━━ INPUT ━━
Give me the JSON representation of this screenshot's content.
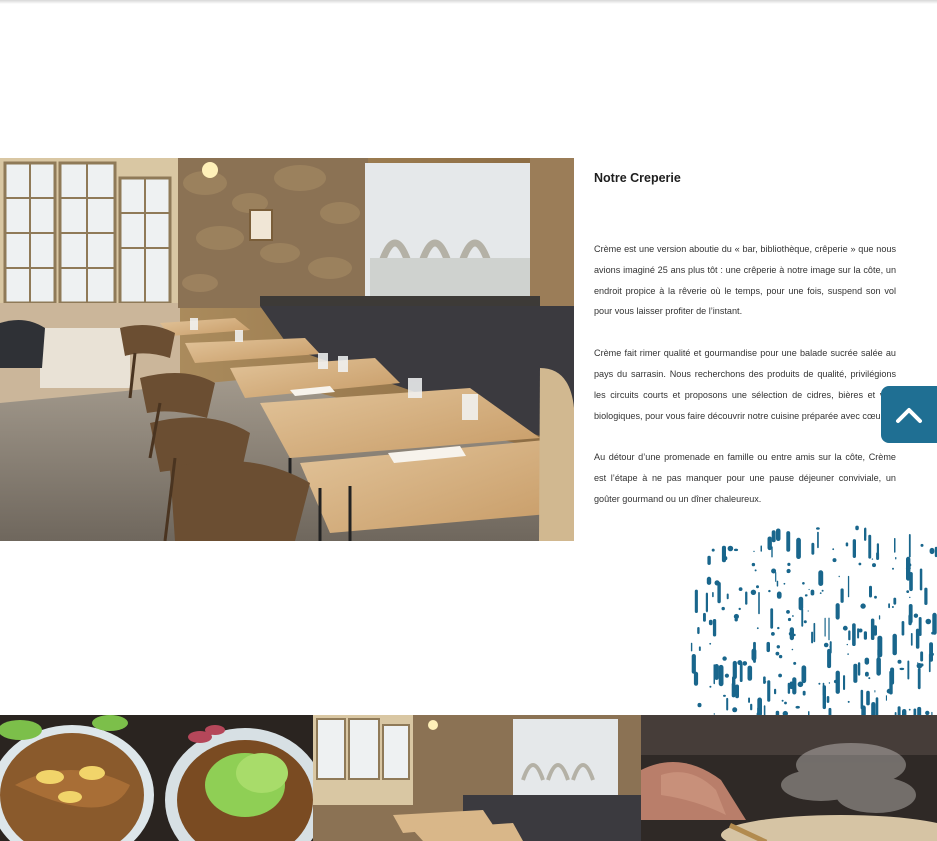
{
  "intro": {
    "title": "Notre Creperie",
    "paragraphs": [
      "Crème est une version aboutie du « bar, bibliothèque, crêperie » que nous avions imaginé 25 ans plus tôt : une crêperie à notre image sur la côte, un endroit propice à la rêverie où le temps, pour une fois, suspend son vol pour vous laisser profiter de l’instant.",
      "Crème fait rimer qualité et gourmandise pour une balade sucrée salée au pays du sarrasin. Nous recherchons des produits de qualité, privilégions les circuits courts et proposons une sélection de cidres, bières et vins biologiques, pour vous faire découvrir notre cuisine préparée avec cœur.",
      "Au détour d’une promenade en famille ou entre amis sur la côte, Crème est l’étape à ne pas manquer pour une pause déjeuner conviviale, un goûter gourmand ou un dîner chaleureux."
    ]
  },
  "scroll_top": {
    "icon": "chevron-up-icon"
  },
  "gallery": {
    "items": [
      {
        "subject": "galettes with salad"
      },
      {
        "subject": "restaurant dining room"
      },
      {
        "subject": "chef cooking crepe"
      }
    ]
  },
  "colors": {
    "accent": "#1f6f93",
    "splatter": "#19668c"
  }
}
━━━
━━ INPUT ━━
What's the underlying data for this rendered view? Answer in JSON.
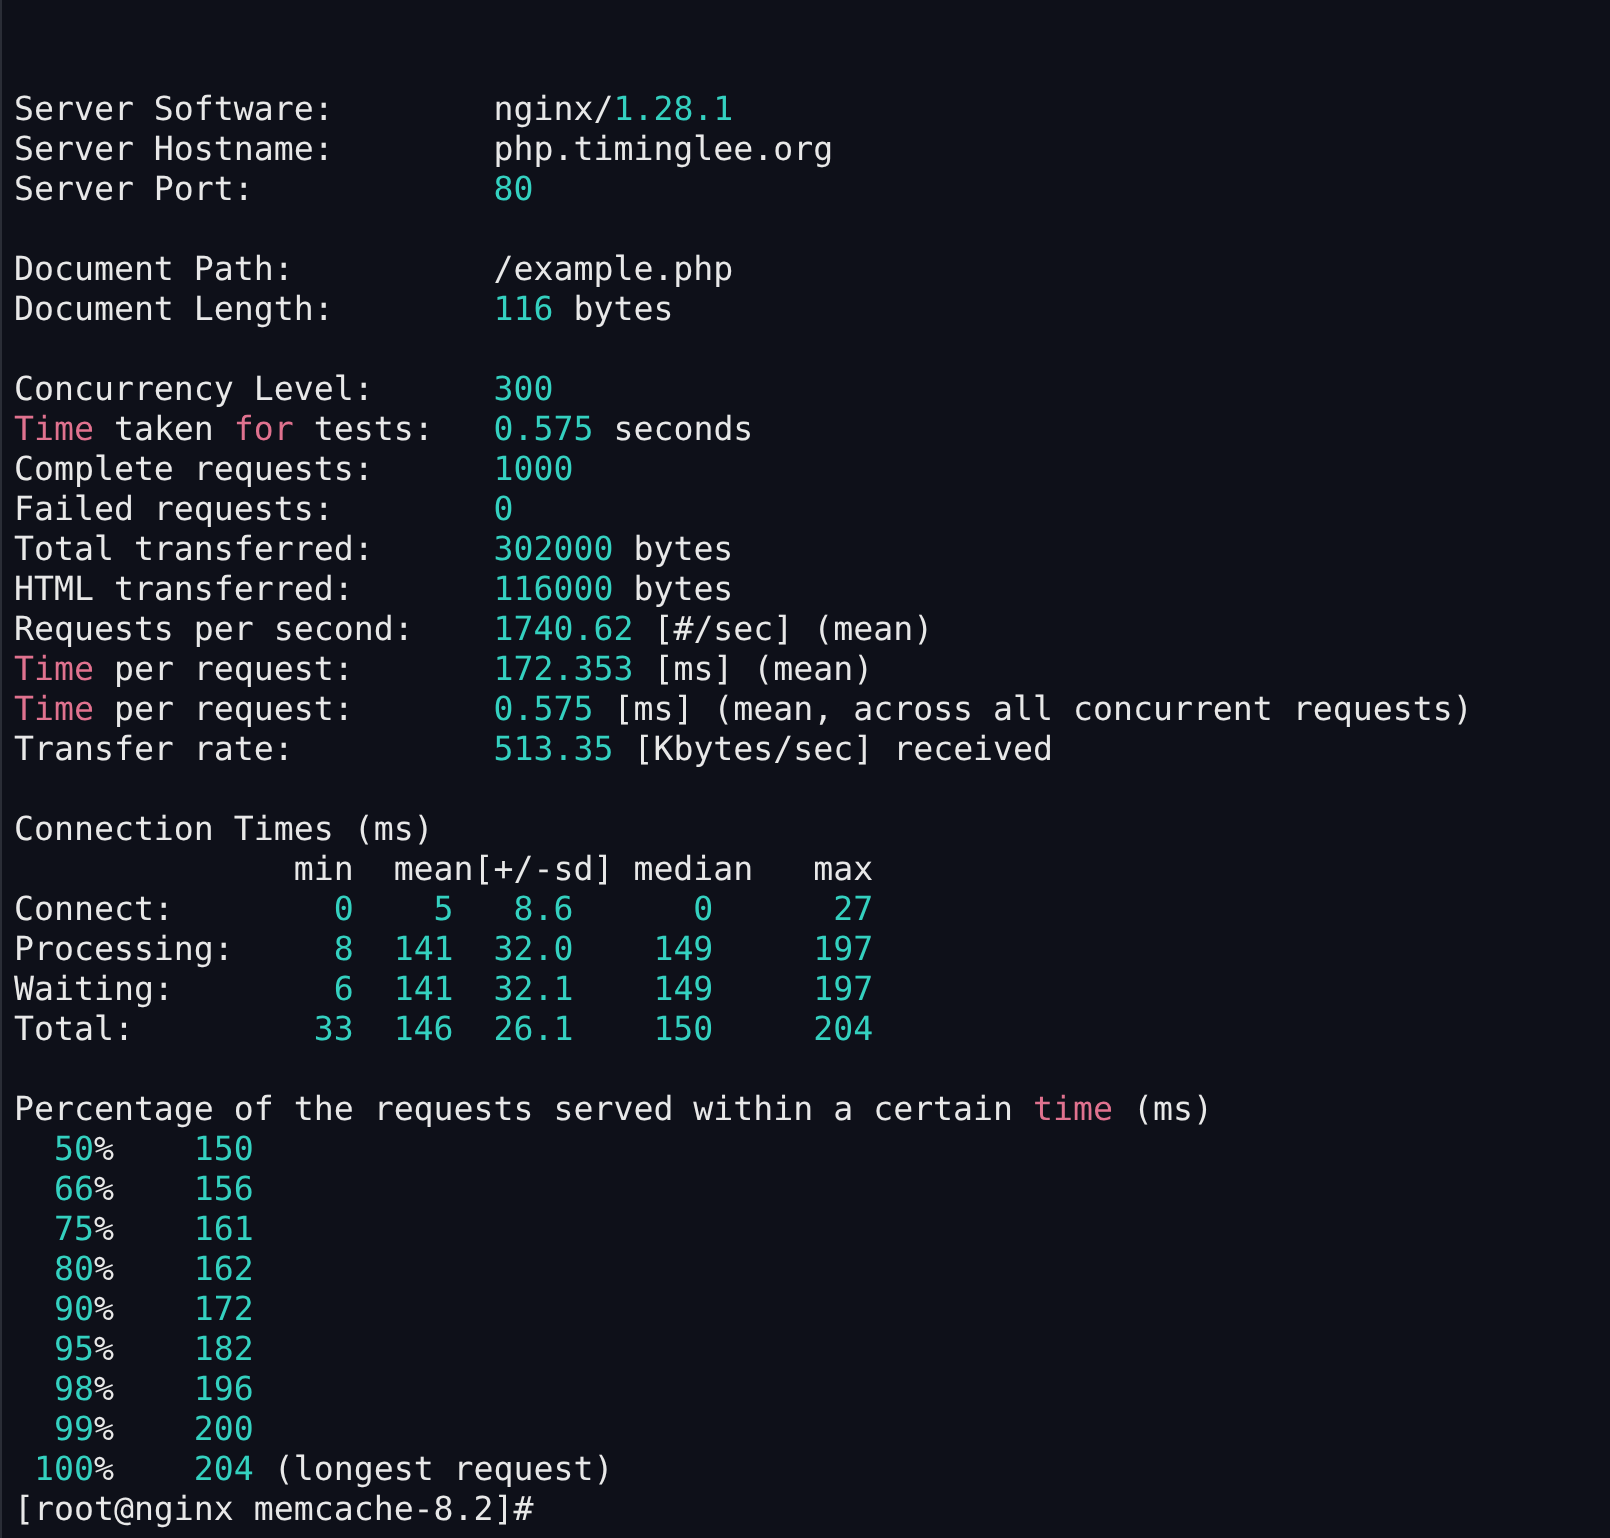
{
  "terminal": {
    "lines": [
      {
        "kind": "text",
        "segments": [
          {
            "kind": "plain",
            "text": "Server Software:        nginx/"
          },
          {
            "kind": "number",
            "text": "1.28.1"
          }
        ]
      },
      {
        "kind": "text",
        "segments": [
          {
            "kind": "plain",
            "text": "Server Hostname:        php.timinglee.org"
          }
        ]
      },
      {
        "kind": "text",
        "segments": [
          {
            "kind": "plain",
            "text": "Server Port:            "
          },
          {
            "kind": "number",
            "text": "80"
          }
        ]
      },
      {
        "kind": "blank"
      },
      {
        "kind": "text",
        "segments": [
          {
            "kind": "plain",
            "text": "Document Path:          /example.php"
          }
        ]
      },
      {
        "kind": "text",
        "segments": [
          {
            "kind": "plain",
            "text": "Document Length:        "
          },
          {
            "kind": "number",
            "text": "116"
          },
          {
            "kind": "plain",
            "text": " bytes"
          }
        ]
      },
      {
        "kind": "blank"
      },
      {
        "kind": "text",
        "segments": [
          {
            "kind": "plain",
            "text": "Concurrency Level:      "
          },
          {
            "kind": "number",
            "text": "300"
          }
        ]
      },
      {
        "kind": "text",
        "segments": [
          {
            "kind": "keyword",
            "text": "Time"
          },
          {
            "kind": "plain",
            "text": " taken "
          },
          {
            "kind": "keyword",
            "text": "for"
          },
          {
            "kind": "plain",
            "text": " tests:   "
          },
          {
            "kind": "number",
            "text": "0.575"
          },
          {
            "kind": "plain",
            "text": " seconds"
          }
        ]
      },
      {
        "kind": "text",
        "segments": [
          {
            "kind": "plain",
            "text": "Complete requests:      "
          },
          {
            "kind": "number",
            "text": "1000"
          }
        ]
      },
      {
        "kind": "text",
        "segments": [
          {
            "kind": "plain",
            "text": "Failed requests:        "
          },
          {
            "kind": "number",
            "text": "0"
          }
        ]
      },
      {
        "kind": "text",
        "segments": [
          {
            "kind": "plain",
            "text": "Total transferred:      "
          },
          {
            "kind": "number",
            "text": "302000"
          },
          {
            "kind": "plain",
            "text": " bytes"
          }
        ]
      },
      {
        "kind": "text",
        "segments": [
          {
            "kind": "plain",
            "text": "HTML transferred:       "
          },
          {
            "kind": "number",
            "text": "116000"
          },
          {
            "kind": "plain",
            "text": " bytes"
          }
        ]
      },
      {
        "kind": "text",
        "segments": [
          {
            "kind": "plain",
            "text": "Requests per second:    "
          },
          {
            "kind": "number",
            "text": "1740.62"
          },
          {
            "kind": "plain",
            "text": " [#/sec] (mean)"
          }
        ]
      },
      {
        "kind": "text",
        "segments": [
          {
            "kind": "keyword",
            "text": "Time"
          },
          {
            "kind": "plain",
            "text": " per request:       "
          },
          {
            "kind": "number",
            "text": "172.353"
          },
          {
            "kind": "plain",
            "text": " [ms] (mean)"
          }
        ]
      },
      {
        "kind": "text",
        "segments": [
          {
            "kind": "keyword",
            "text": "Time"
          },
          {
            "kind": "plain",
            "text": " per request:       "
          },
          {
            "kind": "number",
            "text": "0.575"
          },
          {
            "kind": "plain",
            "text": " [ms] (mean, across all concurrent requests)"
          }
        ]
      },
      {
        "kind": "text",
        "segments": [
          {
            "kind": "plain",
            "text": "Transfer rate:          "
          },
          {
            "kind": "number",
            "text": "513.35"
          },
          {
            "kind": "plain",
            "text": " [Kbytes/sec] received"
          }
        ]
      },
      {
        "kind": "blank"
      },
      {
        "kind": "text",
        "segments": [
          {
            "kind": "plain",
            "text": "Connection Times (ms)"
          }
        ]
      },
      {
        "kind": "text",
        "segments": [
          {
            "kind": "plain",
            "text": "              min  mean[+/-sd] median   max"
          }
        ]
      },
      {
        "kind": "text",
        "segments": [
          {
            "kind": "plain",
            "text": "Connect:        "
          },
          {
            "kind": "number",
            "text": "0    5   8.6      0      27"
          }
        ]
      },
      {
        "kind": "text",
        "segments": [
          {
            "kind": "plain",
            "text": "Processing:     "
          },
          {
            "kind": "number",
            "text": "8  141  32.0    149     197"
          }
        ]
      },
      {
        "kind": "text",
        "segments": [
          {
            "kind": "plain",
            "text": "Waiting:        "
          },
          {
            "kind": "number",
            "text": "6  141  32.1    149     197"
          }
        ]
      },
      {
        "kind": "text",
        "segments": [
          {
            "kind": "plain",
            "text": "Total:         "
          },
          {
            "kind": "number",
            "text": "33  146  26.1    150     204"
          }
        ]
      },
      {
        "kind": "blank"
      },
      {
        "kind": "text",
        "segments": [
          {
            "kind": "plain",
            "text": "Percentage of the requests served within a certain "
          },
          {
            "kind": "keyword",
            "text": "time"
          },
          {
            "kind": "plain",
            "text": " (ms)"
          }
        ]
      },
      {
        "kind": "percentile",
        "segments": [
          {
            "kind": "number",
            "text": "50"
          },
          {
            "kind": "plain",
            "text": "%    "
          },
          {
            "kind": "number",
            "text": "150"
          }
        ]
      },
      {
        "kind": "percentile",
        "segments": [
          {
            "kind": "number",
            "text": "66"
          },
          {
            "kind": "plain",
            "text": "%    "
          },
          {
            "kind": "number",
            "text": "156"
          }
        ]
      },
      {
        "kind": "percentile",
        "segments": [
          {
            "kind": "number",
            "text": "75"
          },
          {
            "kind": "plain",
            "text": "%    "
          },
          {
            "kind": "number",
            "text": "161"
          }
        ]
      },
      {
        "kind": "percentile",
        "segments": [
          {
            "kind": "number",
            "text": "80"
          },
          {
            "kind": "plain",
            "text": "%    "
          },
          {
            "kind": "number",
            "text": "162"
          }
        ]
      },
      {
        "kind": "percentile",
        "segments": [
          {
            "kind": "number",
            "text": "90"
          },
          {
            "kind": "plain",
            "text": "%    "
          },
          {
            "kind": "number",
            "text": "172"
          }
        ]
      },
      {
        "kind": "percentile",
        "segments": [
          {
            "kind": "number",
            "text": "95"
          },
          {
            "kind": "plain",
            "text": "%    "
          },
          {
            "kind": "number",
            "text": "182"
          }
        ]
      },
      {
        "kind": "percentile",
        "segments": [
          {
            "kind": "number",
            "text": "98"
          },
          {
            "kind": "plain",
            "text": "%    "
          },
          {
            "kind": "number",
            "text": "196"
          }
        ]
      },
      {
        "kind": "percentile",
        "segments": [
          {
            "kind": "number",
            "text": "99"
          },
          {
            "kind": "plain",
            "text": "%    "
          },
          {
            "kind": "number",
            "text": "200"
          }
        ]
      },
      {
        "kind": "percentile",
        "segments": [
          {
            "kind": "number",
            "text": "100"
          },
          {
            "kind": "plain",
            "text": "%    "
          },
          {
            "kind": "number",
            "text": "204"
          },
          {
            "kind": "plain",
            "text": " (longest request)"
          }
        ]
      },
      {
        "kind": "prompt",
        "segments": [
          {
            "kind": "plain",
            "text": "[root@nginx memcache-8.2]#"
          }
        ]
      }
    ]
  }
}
━━━
Copy each line above that contains the string "JSON".

Give me the JSON representation of this screenshot's content.
What's the underlying data for this rendered view? Answer in JSON.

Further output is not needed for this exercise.